- **AIM**: Determine how many lines include the word "Виконавець", then give that number and nothing more.

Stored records

▬▬▬▬▬▬

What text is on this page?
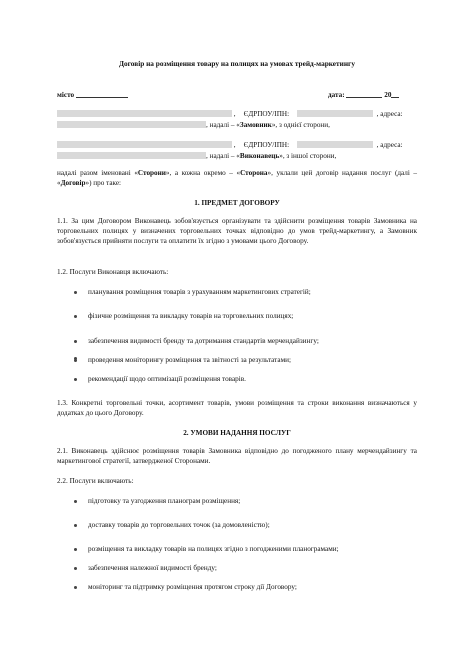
Договір на розміщення товару на полицях на умовах трейд-маркетингу
місто	дата:	20
, ЄДРПОУ/ІПН:	, адреса:
, надалі – «Замовник», з однієї сторони,
, ЄДРПОУ/ІПН:	, адреса:
, надалі – «Виконавець», з іншої сторони,
надалі разом іменовані «Сторони», а кожна окремо – «Сторона», уклали цей договір надання послуг (далі – «Договір») про таке:
1. ПРЕДМЕТ ДОГОВОРУ
1.1. За цим Договором Виконавець зобов'язується організувати та здійснити розміщення товарів Замовника на торговельних полицях у визначених торговельних точках відповідно до умов трейд-маркетингу, а Замовник зобов'язується прийняти послуги та оплатити їх згідно з умовами цього Договору.
1.2. Послуги Виконавця включають:
планування розміщення товарів з урахуванням маркетингових стратегій;
фізичне розміщення та викладку товарів на торговельних полицях;
забезпечення видимості бренду та дотримання стандартів мерчендайзингу;
проведення моніторингу розміщення та звітності за результатами;
рекомендації щодо оптимізації розміщення товарів.
1.3. Конкретні торговельні точки, асортимент товарів, умови розміщення та строки виконання визначаються у додатках до цього Договору.
2. УМОВИ НАДАННЯ ПОСЛУГ
2.1. Виконавець здійснює розміщення товарів Замовника відповідно до погодженого плану мерчендайзингу та маркетингової стратегії, затвердженої Сторонами.
2.2. Послуги включають:
підготовку та узгодження планограм розміщення;
доставку товарів до торговельних точок (за домовленістю);
розміщення та викладку товарів на полицях згідно з погодженими планограмами;
забезпечення належної видимості бренду;
моніторинг та підтримку розміщення протягом строку дії Договору;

▬▬▬▬▬▬

- **WORKED SOLUTION**: 3